**Problem description**. Repeat each record below exactly as given.

_ _ _ _ _ _ _

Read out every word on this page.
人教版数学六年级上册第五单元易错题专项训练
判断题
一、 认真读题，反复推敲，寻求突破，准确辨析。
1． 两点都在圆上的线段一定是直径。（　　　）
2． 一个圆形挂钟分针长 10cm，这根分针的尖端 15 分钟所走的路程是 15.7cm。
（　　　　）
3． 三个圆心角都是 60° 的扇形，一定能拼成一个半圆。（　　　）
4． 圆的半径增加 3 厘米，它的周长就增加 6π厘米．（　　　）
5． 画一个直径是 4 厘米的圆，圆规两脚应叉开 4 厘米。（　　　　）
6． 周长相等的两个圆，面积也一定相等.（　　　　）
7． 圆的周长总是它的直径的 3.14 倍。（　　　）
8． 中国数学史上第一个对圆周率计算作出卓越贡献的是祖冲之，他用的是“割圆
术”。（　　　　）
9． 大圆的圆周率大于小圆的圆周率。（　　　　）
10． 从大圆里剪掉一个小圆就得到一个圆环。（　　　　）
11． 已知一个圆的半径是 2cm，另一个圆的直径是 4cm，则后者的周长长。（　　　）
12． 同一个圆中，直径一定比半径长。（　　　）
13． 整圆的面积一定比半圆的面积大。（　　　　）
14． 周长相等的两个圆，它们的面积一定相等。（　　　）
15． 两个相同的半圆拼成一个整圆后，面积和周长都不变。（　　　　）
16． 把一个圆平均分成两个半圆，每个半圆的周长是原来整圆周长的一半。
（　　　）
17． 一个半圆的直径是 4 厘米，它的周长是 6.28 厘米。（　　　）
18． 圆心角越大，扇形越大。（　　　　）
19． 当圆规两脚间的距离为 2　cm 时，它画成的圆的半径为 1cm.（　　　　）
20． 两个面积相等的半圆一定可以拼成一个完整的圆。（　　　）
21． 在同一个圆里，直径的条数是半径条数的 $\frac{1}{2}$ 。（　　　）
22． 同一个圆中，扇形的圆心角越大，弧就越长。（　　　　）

_ _ _ _ _ _ _

**Finished exercise**.
Read out every word on this page.
人教版数学六年级上册第五单元易错题专项训练
判断题
一、 认真读题，反复推敲，寻求突破，准确辨析。
1． 两点都在圆上的线段一定是直径。（　　　）
2． 一个圆形挂钟分针长 10cm，这根分针的尖端 15 分钟所走的路程是 15.7cm。
（　　　　）
3． 三个圆心角都是 60° 的扇形，一定能拼成一个半圆。（　　　）
4． 圆的半径增加 3 厘米，它的周长就增加 6π厘米．（　　　）
5． 画一个直径是 4 厘米的圆，圆规两脚应叉开 4 厘米。（　　　　）
6． 周长相等的两个圆，面积也一定相等.（　　　　）
7． 圆的周长总是它的直径的 3.14 倍。（　　　）
8． 中国数学史上第一个对圆周率计算作出卓越贡献的是祖冲之，他用的是“割圆
术”。（　　　　）
9． 大圆的圆周率大于小圆的圆周率。（　　　　）
10． 从大圆里剪掉一个小圆就得到一个圆环。（　　　　）
11． 已知一个圆的半径是 2cm，另一个圆的直径是 4cm，则后者的周长长。（　　　）
12． 同一个圆中，直径一定比半径长。（　　　）
13． 整圆的面积一定比半圆的面积大。（　　　　）
14． 周长相等的两个圆，它们的面积一定相等。（　　　）
15． 两个相同的半圆拼成一个整圆后，面积和周长都不变。（　　　　）
16． 把一个圆平均分成两个半圆，每个半圆的周长是原来整圆周长的一半。
（　　　）
17． 一个半圆的直径是 4 厘米，它的周长是 6.28 厘米。（　　　）
18． 圆心角越大，扇形越大。（　　　　）
19． 当圆规两脚间的距离为 2　cm 时，它画成的圆的半径为 1cm.（　　　　）
20． 两个面积相等的半圆一定可以拼成一个完整的圆。（　　　）
21． 在同一个圆里，直径的条数是半径条数的 $\frac{1}{2}$ 。（　　　）
22． 同一个圆中，扇形的圆心角越大，弧就越长。（　　　　）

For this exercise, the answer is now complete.